__Stored data entries__.
>> START
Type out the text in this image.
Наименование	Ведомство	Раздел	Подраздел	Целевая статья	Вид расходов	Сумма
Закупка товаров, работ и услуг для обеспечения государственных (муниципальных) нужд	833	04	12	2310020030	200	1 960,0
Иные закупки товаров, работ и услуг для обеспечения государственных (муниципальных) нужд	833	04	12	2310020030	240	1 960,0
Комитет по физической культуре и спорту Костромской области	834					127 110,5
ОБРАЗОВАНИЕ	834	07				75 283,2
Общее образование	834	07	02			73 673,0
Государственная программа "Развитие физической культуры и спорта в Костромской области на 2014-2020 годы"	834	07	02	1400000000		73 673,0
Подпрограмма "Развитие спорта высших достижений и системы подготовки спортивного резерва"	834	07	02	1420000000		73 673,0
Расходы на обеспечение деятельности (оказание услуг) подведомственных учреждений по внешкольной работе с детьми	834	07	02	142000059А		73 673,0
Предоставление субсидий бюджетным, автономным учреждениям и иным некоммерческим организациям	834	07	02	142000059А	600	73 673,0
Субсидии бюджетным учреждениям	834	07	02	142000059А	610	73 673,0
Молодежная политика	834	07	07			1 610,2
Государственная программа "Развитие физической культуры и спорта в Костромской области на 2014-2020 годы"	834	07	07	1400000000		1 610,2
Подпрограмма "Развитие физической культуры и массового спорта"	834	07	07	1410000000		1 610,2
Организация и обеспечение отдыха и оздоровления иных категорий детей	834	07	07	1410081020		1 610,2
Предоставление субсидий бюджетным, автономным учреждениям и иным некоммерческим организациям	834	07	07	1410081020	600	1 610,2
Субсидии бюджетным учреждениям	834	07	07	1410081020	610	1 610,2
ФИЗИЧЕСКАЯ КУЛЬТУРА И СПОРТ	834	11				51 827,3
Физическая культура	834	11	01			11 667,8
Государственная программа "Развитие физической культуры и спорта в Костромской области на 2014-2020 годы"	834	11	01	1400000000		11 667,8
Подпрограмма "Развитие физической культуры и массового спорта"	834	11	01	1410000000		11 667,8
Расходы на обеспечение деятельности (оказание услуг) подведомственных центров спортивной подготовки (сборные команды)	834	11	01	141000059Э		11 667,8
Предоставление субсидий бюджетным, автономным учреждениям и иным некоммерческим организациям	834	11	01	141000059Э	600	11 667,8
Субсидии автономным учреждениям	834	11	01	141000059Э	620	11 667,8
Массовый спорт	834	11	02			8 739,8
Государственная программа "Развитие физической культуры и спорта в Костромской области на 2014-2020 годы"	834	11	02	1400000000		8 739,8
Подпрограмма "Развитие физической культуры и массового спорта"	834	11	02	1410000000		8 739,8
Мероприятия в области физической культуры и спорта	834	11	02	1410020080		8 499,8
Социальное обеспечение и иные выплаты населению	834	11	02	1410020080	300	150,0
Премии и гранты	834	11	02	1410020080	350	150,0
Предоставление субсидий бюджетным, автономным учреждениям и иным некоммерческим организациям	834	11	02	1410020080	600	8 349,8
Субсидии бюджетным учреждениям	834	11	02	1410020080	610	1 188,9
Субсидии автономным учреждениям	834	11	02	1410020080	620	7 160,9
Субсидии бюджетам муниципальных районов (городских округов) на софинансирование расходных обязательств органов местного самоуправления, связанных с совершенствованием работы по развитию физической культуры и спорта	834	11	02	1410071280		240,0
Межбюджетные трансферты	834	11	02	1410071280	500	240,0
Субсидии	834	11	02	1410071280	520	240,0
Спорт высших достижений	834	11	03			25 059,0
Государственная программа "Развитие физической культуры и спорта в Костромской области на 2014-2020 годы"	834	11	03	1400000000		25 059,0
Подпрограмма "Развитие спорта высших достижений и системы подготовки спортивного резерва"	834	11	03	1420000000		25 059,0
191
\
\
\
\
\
>> END
__BRIEF__. Wherever the word "высших" occurs in a line of the listing, copy that line.

__FINISHED EXERCISE__.
Подпрограмма "Развитие спорта высших достижений и системы подготовки спортивного резерва"	834	07	02	1420000000		73 673,0
Спорт высших достижений	834	11	03			25 059,0
Подпрограмма "Развитие спорта высших достижений и системы подготовки спортивного резерва"	834	11	03	1420000000		25 059,0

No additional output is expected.